Check each line of the entries below for the string "name"; copy every line where it appears.
----------------------------------------
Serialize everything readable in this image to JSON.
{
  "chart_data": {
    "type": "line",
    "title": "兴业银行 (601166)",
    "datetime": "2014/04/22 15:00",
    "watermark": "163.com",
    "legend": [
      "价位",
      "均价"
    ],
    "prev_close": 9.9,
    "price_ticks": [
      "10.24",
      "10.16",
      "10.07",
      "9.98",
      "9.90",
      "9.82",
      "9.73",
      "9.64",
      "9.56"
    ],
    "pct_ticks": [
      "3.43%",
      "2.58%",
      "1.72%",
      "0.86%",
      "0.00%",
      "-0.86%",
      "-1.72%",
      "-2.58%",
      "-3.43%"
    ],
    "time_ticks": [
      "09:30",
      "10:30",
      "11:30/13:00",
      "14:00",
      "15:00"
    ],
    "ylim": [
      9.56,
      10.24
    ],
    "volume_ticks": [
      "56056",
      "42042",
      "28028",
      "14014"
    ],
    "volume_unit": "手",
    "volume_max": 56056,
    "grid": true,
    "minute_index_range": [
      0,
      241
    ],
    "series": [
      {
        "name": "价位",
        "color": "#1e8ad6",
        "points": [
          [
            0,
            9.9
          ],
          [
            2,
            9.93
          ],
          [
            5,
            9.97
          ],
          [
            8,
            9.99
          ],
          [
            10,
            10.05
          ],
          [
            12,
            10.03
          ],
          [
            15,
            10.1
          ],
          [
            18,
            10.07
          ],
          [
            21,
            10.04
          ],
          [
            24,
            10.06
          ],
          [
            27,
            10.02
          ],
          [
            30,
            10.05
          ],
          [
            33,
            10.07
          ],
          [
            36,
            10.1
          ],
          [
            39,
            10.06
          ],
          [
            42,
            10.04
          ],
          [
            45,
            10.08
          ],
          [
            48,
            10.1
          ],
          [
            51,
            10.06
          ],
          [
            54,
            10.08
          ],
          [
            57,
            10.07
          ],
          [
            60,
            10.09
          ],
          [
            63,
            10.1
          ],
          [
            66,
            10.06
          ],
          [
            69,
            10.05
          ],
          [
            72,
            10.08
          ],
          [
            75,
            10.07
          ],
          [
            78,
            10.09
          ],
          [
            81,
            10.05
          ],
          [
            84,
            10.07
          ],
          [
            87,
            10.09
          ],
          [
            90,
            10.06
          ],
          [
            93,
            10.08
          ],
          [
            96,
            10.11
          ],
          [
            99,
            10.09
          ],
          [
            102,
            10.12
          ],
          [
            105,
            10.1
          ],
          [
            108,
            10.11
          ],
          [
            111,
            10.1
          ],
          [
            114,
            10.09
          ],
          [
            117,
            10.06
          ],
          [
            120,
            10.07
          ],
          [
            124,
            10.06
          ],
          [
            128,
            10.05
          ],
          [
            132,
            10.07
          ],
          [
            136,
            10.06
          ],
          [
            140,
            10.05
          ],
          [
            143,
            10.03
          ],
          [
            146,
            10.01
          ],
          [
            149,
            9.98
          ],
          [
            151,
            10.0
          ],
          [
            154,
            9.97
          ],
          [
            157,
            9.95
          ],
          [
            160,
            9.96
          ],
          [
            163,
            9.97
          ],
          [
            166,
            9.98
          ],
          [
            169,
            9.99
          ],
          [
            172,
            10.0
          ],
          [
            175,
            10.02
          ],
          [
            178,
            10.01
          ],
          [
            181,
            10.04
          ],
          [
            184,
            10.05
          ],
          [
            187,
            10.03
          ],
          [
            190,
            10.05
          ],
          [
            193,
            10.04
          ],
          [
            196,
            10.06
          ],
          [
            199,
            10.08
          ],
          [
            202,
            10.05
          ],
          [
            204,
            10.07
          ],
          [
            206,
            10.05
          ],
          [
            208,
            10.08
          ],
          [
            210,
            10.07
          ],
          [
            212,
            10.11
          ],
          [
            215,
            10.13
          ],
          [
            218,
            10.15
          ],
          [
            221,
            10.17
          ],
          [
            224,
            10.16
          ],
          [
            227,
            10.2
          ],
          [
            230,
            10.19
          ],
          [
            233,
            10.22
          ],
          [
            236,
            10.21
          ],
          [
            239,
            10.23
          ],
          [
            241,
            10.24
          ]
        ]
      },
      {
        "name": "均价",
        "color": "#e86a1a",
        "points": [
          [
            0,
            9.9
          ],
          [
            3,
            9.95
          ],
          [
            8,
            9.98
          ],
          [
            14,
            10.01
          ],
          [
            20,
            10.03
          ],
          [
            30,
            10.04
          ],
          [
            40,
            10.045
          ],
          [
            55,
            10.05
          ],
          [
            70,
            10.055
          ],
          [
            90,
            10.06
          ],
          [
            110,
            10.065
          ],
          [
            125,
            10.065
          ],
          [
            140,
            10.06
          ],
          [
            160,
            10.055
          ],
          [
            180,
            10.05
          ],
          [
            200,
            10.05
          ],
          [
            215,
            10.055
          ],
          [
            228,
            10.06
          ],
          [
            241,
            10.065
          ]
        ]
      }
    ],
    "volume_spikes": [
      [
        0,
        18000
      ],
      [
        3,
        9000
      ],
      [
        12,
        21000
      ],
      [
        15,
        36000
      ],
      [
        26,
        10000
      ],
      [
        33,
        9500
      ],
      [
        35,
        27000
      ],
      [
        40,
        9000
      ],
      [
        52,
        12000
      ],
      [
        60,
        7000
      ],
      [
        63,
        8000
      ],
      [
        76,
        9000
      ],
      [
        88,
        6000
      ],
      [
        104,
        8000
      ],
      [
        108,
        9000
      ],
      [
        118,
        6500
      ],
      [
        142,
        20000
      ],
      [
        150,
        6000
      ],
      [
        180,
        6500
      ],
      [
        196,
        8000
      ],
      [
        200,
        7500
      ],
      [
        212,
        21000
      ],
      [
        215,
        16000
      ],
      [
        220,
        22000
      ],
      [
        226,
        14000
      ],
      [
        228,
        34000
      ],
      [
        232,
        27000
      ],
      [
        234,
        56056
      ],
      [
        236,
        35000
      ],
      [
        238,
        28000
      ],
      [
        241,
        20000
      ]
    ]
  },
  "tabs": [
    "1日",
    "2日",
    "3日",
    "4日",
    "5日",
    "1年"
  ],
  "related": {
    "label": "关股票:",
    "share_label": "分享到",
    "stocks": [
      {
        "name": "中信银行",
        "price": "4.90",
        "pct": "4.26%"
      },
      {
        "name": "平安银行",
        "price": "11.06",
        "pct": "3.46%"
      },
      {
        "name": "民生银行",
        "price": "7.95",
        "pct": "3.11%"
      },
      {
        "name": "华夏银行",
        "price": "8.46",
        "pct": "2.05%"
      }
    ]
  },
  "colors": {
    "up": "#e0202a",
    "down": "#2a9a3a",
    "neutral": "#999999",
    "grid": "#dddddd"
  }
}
----------------------------------------
Written answer
        "name": "价位",
        "name": "均价",
        "name": "中信银行",
        "name": "平安银行",
        "name": "民生银行",
        "name": "华夏银行",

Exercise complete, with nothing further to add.